----- Data records -----

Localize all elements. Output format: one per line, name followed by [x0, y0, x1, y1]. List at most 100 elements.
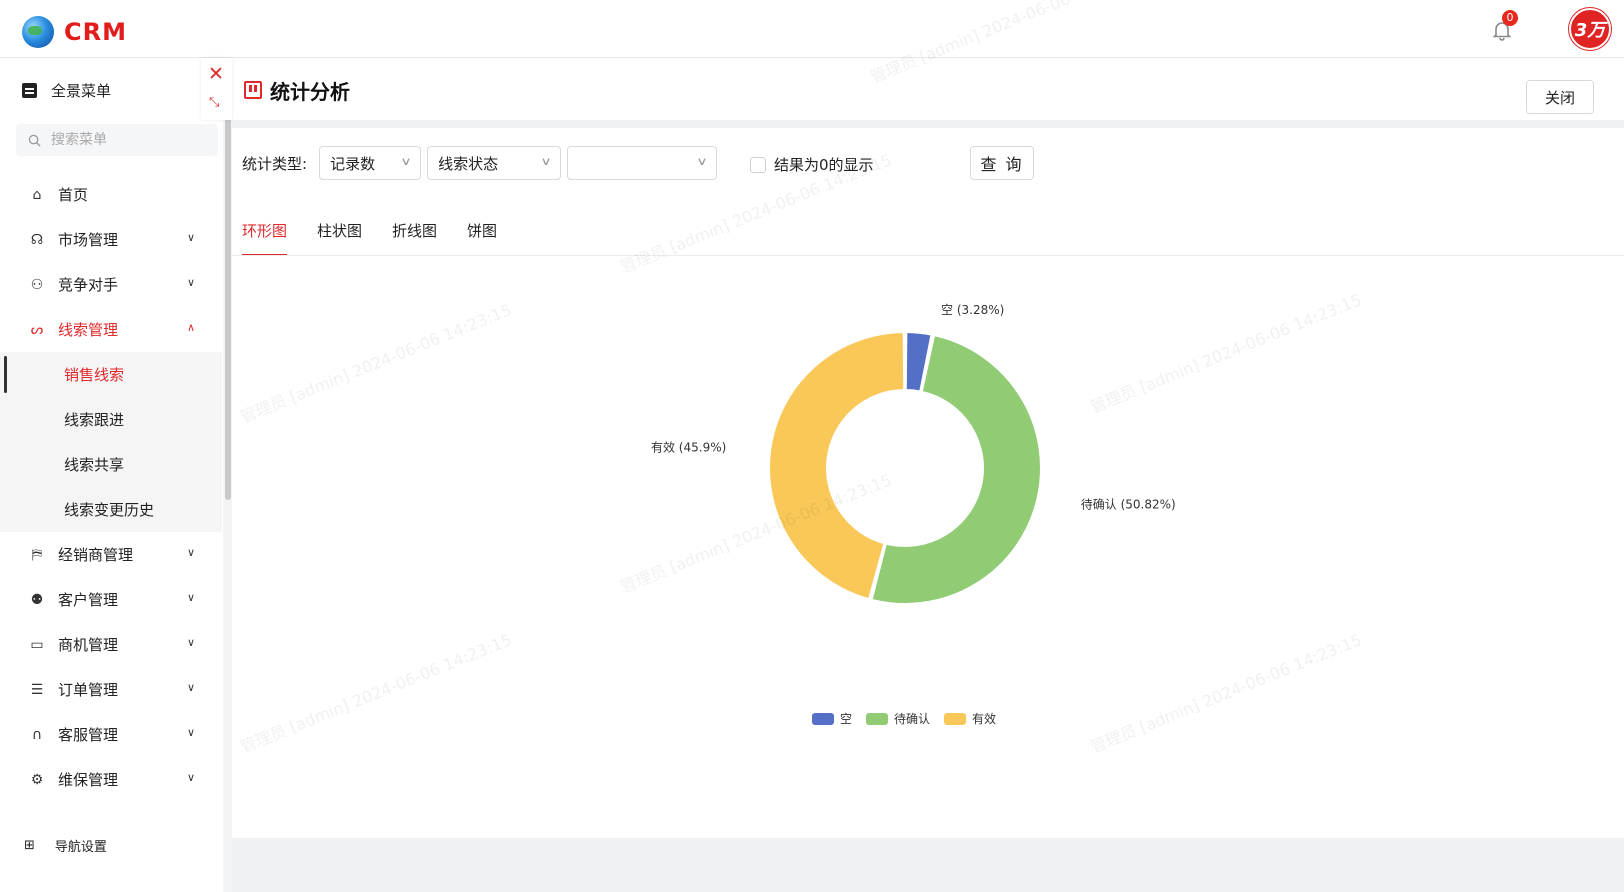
avatar[interactable]: 3万 [1569, 8, 1611, 50]
search-input[interactable] [49, 131, 209, 149]
chevron-down-icon: ∨ [187, 591, 196, 604]
chevron-down-icon: ∨ [187, 636, 196, 649]
chevron-down-icon: ∨ [540, 155, 552, 168]
sidebar-menu: ⌂ 首页 ☊ 市场管理 ∨ ⚇ 竞争对手 ∨ ᔕ 线索管理 ∧ 销售线索 线索跟… [0, 172, 222, 802]
donut-chart: 空 (3.28%) 待确认 (50.82%) 有效 (45.9%) [651, 303, 1176, 605]
sidebar-item-customer[interactable]: ⚉ 客户管理 ∨ [0, 577, 222, 622]
select-value: 记录数 [330, 154, 376, 173]
globe-icon [22, 16, 54, 48]
page-title: 统计分析 [270, 80, 350, 104]
main-content: 统计分析 关闭 统计类型: 记录数 ∨ 线索状态 ∨ ∨ 结果为0的显示 查 询 [232, 58, 1624, 892]
sidebar-item-competitor[interactable]: ⚇ 竞争对手 ∨ [0, 262, 222, 307]
legend-swatch-pending [866, 712, 889, 725]
chevron-down-icon: ∨ [400, 155, 412, 168]
tab-line[interactable]: 折线图 [392, 216, 437, 256]
sidebar-item-label: 客户管理 [58, 591, 119, 609]
tab-bar[interactable]: 柱状图 [317, 216, 362, 256]
logo-text: CRM [64, 18, 127, 46]
menu-grid-icon [22, 83, 37, 98]
show-zero-checkbox[interactable]: 结果为0的显示 [750, 154, 874, 175]
full-menu-label: 全景菜单 [51, 82, 112, 100]
tab-donut[interactable]: 环形图 [242, 216, 288, 256]
sidebar-subitem-lead-followup[interactable]: 线索跟进 [0, 397, 222, 442]
legend-swatch-valid [944, 712, 967, 725]
checkbox-box[interactable] [750, 156, 766, 173]
select-value: 线索状态 [438, 154, 499, 173]
competitor-icon: ⚇ [30, 276, 44, 293]
group-field-select[interactable]: 线索状态 ∨ [427, 146, 562, 180]
page-header: 统计分析 关闭 [232, 58, 1624, 120]
legend-label: 待确认 [894, 712, 931, 726]
sidebar-subitem-lead-share[interactable]: 线索共享 [0, 442, 222, 487]
top-header: CRM 0 3万 [0, 0, 1624, 58]
opportunity-icon: ▭ [30, 636, 44, 653]
app-logo[interactable]: CRM [22, 16, 127, 48]
notification-badge: 0 [1502, 10, 1518, 26]
sidebar-item-dealer[interactable]: ⛿ 经销商管理 ∨ [0, 532, 222, 577]
legend-item-empty[interactable]: 空 [812, 710, 852, 727]
lead-submenu: 销售线索 线索跟进 线索共享 线索变更历史 [0, 352, 222, 532]
label-line-1 [1043, 501, 1077, 505]
legend-label: 有效 [972, 712, 997, 726]
chevron-down-icon: ∨ [696, 155, 708, 168]
collapse-icon[interactable]: ⤡ [209, 95, 219, 110]
full-menu-button[interactable]: 全景菜单 [22, 80, 111, 101]
sidebar-item-label: 维保管理 [58, 771, 119, 789]
tab-pie[interactable]: 饼图 [467, 216, 497, 256]
chart-type-tabs: 环形图 柱状图 折线图 饼图 [242, 216, 497, 256]
sidebar-item-label: 商机管理 [58, 636, 119, 654]
sidebar-item-maintenance[interactable]: ⚙ 维保管理 ∨ [0, 757, 222, 802]
label-line-2 [730, 448, 764, 450]
sidebar-scrollbar[interactable] [225, 110, 231, 500]
stat-type-label: 统计类型: [242, 154, 308, 173]
order-icon: ☰ [30, 681, 44, 698]
sidebar-item-order[interactable]: ☰ 订单管理 ∨ [0, 667, 222, 712]
checkbox-label: 结果为0的显示 [774, 156, 874, 174]
lead-icon: ᔕ [30, 321, 44, 338]
sidebar-item-home[interactable]: ⌂ 首页 [0, 172, 222, 217]
chevron-down-icon: ∨ [187, 726, 196, 739]
tabs-divider [232, 255, 1624, 256]
market-icon: ☊ [30, 231, 44, 248]
nav-settings-button[interactable]: ⊞ 导航设置 [24, 836, 107, 855]
close-icon[interactable]: ✕ [208, 64, 224, 84]
slice-label-2: 有效 (45.9%) [651, 440, 726, 455]
sidebar-item-label: 首页 [58, 186, 89, 204]
sidebar-subitem-sales-lead[interactable]: 销售线索 [0, 352, 222, 397]
statistics-panel: 统计类型: 记录数 ∨ 线索状态 ∨ ∨ 结果为0的显示 查 询 环形图 柱状图… [232, 128, 1624, 838]
sidebar-item-lead[interactable]: ᔕ 线索管理 ∧ [0, 307, 222, 352]
dealer-icon: ⛿ [31, 546, 43, 563]
slice-label-1: 待确认 (50.82%) [1081, 497, 1176, 511]
home-icon: ⌂ [32, 186, 42, 203]
legend-item-pending[interactable]: 待确认 [866, 710, 930, 727]
panel-actions: ✕ ⤡ [201, 58, 232, 120]
maintenance-icon: ⚙ [30, 771, 44, 788]
close-button[interactable]: 关闭 [1526, 80, 1594, 114]
nav-settings-label: 导航设置 [54, 840, 107, 855]
slice-label-0: 空 (3.28%) [941, 303, 1004, 317]
sidebar-item-service[interactable]: ∩ 客服管理 ∨ [0, 712, 222, 757]
sidebar-item-label: 市场管理 [58, 231, 119, 249]
label-line-0 [920, 311, 940, 327]
legend-swatch-empty [812, 712, 834, 725]
sidebar-subitem-lead-history[interactable]: 线索变更历史 [0, 487, 222, 532]
filter-bar: 统计类型: 记录数 ∨ 线索状态 ∨ ∨ 结果为0的显示 查 询 [242, 146, 1034, 180]
chevron-down-icon: ∨ [187, 231, 196, 244]
chevron-up-icon: ∧ [187, 321, 196, 334]
chart-legend: 空 待确认 有效 [812, 710, 996, 727]
chevron-down-icon: ∨ [187, 771, 196, 784]
menu-search[interactable] [16, 124, 218, 156]
query-button[interactable]: 查 询 [970, 146, 1034, 180]
sidebar-item-market[interactable]: ☊ 市场管理 ∨ [0, 217, 222, 262]
chart-board-icon [244, 81, 262, 99]
secondary-field-select[interactable]: ∨ [567, 146, 718, 180]
chevron-down-icon: ∨ [187, 276, 196, 289]
sidebar-item-opportunity[interactable]: ▭ 商机管理 ∨ [0, 622, 222, 667]
search-icon [28, 134, 41, 147]
customer-icon: ⚉ [30, 591, 44, 608]
sidebar-item-label: 竞争对手 [58, 276, 119, 294]
stat-type-select[interactable]: 记录数 ∨ [319, 146, 422, 180]
headset-icon: ∩ [31, 726, 43, 743]
grid-icon: ⊞ [24, 838, 35, 853]
legend-item-valid[interactable]: 有效 [944, 710, 996, 727]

-----

Required work
Can you give the entries from the line containing "avatar[interactable]: 3万 [1569, 8, 1611, 50]" through the line containing "page-title: 统计分析 [270, 80, 350, 104]" again, swapping "chevron-down-icon" for "arrow-down-icon" and changing nothing else?

Output below
avatar[interactable]: 3万 [1569, 8, 1611, 50]
search-input[interactable] [49, 131, 209, 149]
arrow-down-icon: ∨ [187, 591, 196, 604]
arrow-down-icon: ∨ [187, 636, 196, 649]
arrow-down-icon: ∨ [540, 155, 552, 168]
sidebar-menu: ⌂ 首页 ☊ 市场管理 ∨ ⚇ 竞争对手 ∨ ᔕ 线索管理 ∧ 销售线索 线索跟… [0, 172, 222, 802]
donut-chart: 空 (3.28%) 待确认 (50.82%) 有效 (45.9%) [651, 303, 1176, 605]
sidebar-item-customer[interactable]: ⚉ 客户管理 ∨ [0, 577, 222, 622]
select-value: 记录数 [330, 154, 376, 173]
globe-icon [22, 16, 54, 48]
page-title: 统计分析 [270, 80, 350, 104]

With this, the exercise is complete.